Stored items from a collection
Begin

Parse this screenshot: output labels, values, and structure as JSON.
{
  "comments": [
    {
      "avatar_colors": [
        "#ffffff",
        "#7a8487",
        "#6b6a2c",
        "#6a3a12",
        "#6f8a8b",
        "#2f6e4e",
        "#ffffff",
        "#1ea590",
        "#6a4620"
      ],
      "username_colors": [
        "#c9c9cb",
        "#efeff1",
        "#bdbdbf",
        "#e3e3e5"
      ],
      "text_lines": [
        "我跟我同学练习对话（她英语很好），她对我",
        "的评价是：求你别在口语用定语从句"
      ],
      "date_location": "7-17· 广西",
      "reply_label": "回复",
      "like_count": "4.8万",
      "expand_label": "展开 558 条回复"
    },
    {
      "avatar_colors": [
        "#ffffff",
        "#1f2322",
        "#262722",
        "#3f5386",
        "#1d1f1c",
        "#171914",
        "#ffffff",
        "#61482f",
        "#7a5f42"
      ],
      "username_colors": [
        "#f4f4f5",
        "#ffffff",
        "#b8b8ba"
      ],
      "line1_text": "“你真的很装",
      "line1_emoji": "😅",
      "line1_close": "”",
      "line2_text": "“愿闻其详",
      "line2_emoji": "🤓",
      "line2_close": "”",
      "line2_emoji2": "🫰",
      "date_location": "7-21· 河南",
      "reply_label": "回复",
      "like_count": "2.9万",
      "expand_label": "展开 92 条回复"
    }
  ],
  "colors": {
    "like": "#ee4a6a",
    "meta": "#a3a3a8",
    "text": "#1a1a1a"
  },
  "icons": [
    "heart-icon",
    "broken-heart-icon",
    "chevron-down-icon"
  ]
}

End

> [TASK TO COMPLETE]: Nothing may be left out: return each entry exactly as it reads.

> [OUTPUT]:
Parse this screenshot: output labels, values, and structure as JSON.
{
  "comments": [
    {
      "avatar_colors": [
        "#ffffff",
        "#7a8487",
        "#6b6a2c",
        "#6a3a12",
        "#6f8a8b",
        "#2f6e4e",
        "#ffffff",
        "#1ea590",
        "#6a4620"
      ],
      "username_colors": [
        "#c9c9cb",
        "#efeff1",
        "#bdbdbf",
        "#e3e3e5"
      ],
      "text_lines": [
        "我跟我同学练习对话（她英语很好），她对我",
        "的评价是：求你别在口语用定语从句"
      ],
      "date_location": "7-17· 广西",
      "reply_label": "回复",
      "like_count": "4.8万",
      "expand_label": "展开 558 条回复"
    },
    {
      "avatar_colors": [
        "#ffffff",
        "#1f2322",
        "#262722",
        "#3f5386",
        "#1d1f1c",
        "#171914",
        "#ffffff",
        "#61482f",
        "#7a5f42"
      ],
      "username_colors": [
        "#f4f4f5",
        "#ffffff",
        "#b8b8ba"
      ],
      "line1_text": "“你真的很装",
      "line1_emoji": "😅",
      "line1_close": "”",
      "line2_text": "“愿闻其详",
      "line2_emoji": "🤓",
      "line2_close": "”",
      "line2_emoji2": "🫰",
      "date_location": "7-21· 河南",
      "reply_label": "回复",
      "like_count": "2.9万",
      "expand_label": "展开 92 条回复"
    }
  ],
  "colors": {
    "like": "#ee4a6a",
    "meta": "#a3a3a8",
    "text": "#1a1a1a"
  },
  "icons": [
    "heart-icon",
    "broken-heart-icon",
    "chevron-down-icon"
  ]
}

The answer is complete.